==== Material for the task ====

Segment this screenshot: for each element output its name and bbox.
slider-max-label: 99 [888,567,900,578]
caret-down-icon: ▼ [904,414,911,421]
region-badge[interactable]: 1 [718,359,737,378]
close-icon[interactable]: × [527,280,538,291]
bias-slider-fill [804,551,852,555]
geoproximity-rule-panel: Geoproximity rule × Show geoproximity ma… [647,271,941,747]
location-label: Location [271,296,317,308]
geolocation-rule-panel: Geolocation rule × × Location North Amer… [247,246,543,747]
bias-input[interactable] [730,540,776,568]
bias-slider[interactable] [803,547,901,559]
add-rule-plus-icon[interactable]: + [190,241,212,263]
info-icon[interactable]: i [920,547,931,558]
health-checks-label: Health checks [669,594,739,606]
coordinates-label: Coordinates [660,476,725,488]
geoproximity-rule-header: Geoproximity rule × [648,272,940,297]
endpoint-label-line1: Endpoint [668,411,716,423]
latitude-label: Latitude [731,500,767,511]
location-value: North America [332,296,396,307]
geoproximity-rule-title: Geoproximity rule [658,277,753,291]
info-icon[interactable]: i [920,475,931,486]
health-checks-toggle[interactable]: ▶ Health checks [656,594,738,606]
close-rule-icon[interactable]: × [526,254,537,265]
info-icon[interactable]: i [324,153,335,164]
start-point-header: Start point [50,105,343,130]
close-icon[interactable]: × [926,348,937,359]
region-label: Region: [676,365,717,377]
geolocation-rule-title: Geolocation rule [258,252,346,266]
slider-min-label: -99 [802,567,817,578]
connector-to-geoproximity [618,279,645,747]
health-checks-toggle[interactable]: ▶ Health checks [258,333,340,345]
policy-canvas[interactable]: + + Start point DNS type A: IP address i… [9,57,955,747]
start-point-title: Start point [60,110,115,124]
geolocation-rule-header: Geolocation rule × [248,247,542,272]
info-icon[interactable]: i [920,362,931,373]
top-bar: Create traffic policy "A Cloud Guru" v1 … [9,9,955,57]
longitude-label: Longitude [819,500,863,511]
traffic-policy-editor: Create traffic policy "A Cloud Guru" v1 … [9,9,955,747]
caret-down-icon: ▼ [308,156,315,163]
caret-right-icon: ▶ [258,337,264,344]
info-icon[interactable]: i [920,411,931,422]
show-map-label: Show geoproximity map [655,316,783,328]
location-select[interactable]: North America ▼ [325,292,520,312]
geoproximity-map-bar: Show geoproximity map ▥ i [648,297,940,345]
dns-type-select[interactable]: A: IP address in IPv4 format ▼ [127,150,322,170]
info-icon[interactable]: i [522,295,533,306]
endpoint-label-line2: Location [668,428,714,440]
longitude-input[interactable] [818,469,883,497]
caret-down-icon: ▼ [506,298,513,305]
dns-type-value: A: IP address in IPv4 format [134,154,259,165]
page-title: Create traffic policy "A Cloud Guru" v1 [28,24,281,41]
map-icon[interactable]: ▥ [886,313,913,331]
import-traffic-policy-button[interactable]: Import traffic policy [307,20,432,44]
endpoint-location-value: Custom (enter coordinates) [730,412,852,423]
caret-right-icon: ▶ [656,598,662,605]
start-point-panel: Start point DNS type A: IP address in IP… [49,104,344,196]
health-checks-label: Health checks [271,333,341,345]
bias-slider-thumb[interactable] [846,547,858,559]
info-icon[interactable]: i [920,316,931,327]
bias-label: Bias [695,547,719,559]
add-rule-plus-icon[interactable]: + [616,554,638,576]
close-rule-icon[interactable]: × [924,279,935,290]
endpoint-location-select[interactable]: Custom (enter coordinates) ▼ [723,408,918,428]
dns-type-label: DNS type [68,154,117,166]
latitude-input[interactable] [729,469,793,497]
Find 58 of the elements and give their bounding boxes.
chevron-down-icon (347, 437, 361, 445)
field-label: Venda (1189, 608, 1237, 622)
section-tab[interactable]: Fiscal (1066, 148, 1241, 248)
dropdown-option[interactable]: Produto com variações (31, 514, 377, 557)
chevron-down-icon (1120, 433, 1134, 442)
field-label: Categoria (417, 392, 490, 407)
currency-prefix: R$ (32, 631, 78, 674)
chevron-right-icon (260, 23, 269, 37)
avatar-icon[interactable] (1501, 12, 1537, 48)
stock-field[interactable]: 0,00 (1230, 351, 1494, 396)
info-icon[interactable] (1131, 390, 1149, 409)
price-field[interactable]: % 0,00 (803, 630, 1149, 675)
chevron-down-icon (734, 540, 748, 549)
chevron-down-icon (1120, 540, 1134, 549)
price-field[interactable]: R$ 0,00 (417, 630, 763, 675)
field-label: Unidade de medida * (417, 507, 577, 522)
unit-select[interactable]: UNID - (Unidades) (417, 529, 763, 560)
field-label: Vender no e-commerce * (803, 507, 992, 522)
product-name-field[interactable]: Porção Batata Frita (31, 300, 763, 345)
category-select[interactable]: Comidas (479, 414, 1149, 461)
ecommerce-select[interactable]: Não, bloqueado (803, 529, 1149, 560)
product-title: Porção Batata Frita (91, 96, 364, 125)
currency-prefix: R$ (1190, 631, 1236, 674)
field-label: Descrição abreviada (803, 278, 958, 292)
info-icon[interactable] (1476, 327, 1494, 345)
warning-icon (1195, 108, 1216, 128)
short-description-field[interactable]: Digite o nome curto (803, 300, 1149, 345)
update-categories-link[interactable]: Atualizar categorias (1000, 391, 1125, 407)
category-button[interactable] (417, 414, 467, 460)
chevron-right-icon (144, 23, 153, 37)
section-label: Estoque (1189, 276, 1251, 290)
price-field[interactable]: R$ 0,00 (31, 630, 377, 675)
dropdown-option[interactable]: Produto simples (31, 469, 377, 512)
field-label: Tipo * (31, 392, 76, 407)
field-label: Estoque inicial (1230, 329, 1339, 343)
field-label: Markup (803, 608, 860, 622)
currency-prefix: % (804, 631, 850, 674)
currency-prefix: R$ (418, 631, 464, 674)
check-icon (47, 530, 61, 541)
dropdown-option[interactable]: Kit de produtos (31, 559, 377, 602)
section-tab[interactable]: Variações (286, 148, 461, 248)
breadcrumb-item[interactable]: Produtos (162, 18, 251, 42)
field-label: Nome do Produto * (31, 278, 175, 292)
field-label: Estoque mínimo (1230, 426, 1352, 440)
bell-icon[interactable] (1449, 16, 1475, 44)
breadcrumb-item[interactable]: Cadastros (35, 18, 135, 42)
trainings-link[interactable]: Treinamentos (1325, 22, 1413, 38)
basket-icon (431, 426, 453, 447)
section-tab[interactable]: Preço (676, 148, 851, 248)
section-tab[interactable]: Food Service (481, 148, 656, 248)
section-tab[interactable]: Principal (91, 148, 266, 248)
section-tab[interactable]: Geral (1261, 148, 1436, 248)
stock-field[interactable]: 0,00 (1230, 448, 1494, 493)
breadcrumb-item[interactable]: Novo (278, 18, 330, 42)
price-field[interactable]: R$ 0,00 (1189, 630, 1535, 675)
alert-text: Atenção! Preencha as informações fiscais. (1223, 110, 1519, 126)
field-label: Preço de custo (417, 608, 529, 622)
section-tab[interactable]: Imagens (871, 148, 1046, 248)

====

Task brief:
Please put every line of the data above into a numbered list, leaving out any blank lines.

Solution for this exercise:
1. Segment this screenshot: for each element output its name and bbox.
2. slider-max-label: 99 [888,567,900,578]
3. caret-down-icon: ▼ [904,414,911,421]
4. region-badge[interactable]: 1 [718,359,737,378]
5. close-icon[interactable]: × [527,280,538,291]
6. bias-slider-fill [804,551,852,555]
7. geoproximity-rule-panel: Geoproximity rule × Show geoproximity ma… [647,271,941,747]
8. location-label: Location [271,296,317,308]
9. geolocation-rule-panel: Geolocation rule × × Location North Amer… [247,246,543,747]
10. bias-input[interactable] [730,540,776,568]
11. bias-slider[interactable] [803,547,901,559]
12. add-rule-plus-icon[interactable]: + [190,241,212,263]
13. info-icon[interactable]: i [920,547,931,558]
14. health-checks-label: Health checks [669,594,739,606]
15. coordinates-label: Coordinates [660,476,725,488]
16. geoproximity-rule-header: Geoproximity rule × [648,272,940,297]
17. endpoint-label-line1: Endpoint [668,411,716,423]
18. latitude-label: Latitude [731,500,767,511]
19. location-value: North America [332,296,396,307]
20. geoproximity-rule-title: Geoproximity rule [658,277,753,291]
21. info-icon[interactable]: i [920,475,931,486]
22. health-checks-toggle[interactable]: ▶ Health checks [656,594,738,606]
23. close-rule-icon[interactable]: × [526,254,537,265]
24. info-icon[interactable]: i [324,153,335,164]
25. start-point-header: Start point [50,105,343,130]
26. close-icon[interactable]: × [926,348,937,359]
27. region-label: Region: [676,365,717,377]
28. geolocation-rule-title: Geolocation rule [258,252,346,266]
29. slider-min-label: -99 [802,567,817,578]
30. connector-to-geoproximity [618,279,645,747]
31. health-checks-toggle[interactable]: ▶ Health checks [258,333,340,345]
32. policy-canvas[interactable]: + + Start point DNS type A: IP address i… [9,57,955,747]
33. start-point-title: Start point [60,110,115,124]
34. geolocation-rule-header: Geolocation rule × [248,247,542,272]
35. info-icon[interactable]: i [920,362,931,373]
36. top-bar: Create traffic policy "A Cloud Guru" v1 … [9,9,955,57]
37. longitude-label: Longitude [819,500,863,511]
38. traffic-policy-editor: Create traffic policy "A Cloud Guru" v1 … [9,9,955,747]
39. caret-down-icon: ▼ [308,156,315,163]
40. caret-right-icon: ▶ [258,337,264,344]
41. info-icon[interactable]: i [920,411,931,422]
42. show-map-label: Show geoproximity map [655,316,783,328]
43. location-select[interactable]: North America ▼ [325,292,520,312]
44. geoproximity-map-bar: Show geoproximity map ▥ i [648,297,940,345]
45. dns-type-select[interactable]: A: IP address in IPv4 format ▼ [127,150,322,170]
46. info-icon[interactable]: i [522,295,533,306]
47. endpoint-label-line2: Location [668,428,714,440]
48. longitude-input[interactable] [818,469,883,497]
49. caret-down-icon: ▼ [506,298,513,305]
50. dns-type-value: A: IP address in IPv4 format [134,154,259,165]
51. page-title: Create traffic policy "A Cloud Guru" v1 [28,24,281,41]
52. map-icon[interactable]: ▥ [886,313,913,331]
53. import-traffic-policy-button[interactable]: Import traffic policy [307,20,432,44]
54. endpoint-location-value: Custom (enter coordinates) [730,412,852,423]
55. caret-right-icon: ▶ [656,598,662,605]
56. start-point-panel: Start point DNS type A: IP address in IP… [49,104,344,196]
57. health-checks-label: Health checks [271,333,341,345]
58. bias-slider-thumb[interactable] [846,547,858,559]
59. info-icon[interactable]: i [920,316,931,327]
60. bias-label: Bias [695,547,719,559]
61. add-rule-plus-icon[interactable]: + [616,554,638,576]
62. close-rule-icon[interactable]: × [924,279,935,290]
63. endpoint-location-select[interactable]: Custom (enter coordinates) ▼ [723,408,918,428]
64. dns-type-label: DNS type [68,154,117,166]
65. latitude-input[interactable] [729,469,793,497]
66. Find 58 of the elements and give their bounding boxes.
67. chevron-down-icon (347, 437, 361, 445)
68. field-label: Venda (1189, 608, 1237, 622)
69. section-tab[interactable]: Fiscal (1066, 148, 1241, 248)
70. dropdown-option[interactable]: Produto com variações (31, 514, 377, 557)
71. chevron-down-icon (1120, 433, 1134, 442)
72. field-label: Categoria (417, 392, 490, 407)
73. currency-prefix: R$ (32, 631, 78, 674)
74. chevron-right-icon (260, 23, 269, 37)
75. avatar-icon[interactable] (1501, 12, 1537, 48)
76. stock-field[interactable]: 0,00 (1230, 351, 1494, 396)
77. info-icon[interactable] (1131, 390, 1149, 409)
78. price-field[interactable]: % 0,00 (803, 630, 1149, 675)
79. chevron-down-icon (734, 540, 748, 549)
80. chevron-down-icon (1120, 540, 1134, 549)
81. price-field[interactable]: R$ 0,00 (417, 630, 763, 675)
82. field-label: Unidade de medida * (417, 507, 577, 522)
83. unit-select[interactable]: UNID - (Unidades) (417, 529, 763, 560)
84. field-label: Vender no e-commerce * (803, 507, 992, 522)
85. product-name-field[interactable]: Porção Batata Frita (31, 300, 763, 345)
86. category-select[interactable]: Comidas (479, 414, 1149, 461)
87. ecommerce-select[interactable]: Não, bloqueado (803, 529, 1149, 560)
88. product-title: Porção Batata Frita (91, 96, 364, 125)
89. currency-prefix: R$ (1190, 631, 1236, 674)
90. field-label: Descrição abreviada (803, 278, 958, 292)
91. info-icon[interactable] (1476, 327, 1494, 345)
92. warning-icon (1195, 108, 1216, 128)
93. short-description-field[interactable]: Digite o nome curto (803, 300, 1149, 345)
94. update-categories-link[interactable]: Atualizar categorias (1000, 391, 1125, 407)
95. category-button[interactable] (417, 414, 467, 460)
96. chevron-right-icon (144, 23, 153, 37)
97. section-label: Estoque (1189, 276, 1251, 290)
98. price-field[interactable]: R$ 0,00 (31, 630, 377, 675)
99. dropdown-option[interactable]: Produto simples (31, 469, 377, 512)
100. field-label: Tipo * (31, 392, 76, 407)
101. field-label: Estoque inicial (1230, 329, 1339, 343)
102. field-label: Markup (803, 608, 860, 622)
103. currency-prefix: % (804, 631, 850, 674)
104. currency-prefix: R$ (418, 631, 464, 674)
105. check-icon (47, 530, 61, 541)
106. dropdown-option[interactable]: Kit de produtos (31, 559, 377, 602)
107. section-tab[interactable]: Variações (286, 148, 461, 248)
108. breadcrumb-item[interactable]: Produtos (162, 18, 251, 42)
109. field-label: Nome do Produto * (31, 278, 175, 292)
110. field-label: Estoque mínimo (1230, 426, 1352, 440)
111. bell-icon[interactable] (1449, 16, 1475, 44)
112. breadcrumb-item[interactable]: Cadastros (35, 18, 135, 42)
113. trainings-link[interactable]: Treinamentos (1325, 22, 1413, 38)
114. basket-icon (431, 426, 453, 447)
115. section-tab[interactable]: Preço (676, 148, 851, 248)
116. section-tab[interactable]: Food Service (481, 148, 656, 248)
117. section-tab[interactable]: Principal (91, 148, 266, 248)
118. section-tab[interactable]: Geral (1261, 148, 1436, 248)
119. stock-field[interactable]: 0,00 (1230, 448, 1494, 493)
120. breadcrumb-item[interactable]: Novo (278, 18, 330, 42)
121. price-field[interactable]: R$ 0,00 (1189, 630, 1535, 675)
122. alert-text: Atenção! Preencha as informações fiscais. (1223, 110, 1519, 126)
123. field-label: Preço de custo (417, 608, 529, 622)
124. section-tab[interactable]: Imagens (871, 148, 1046, 248)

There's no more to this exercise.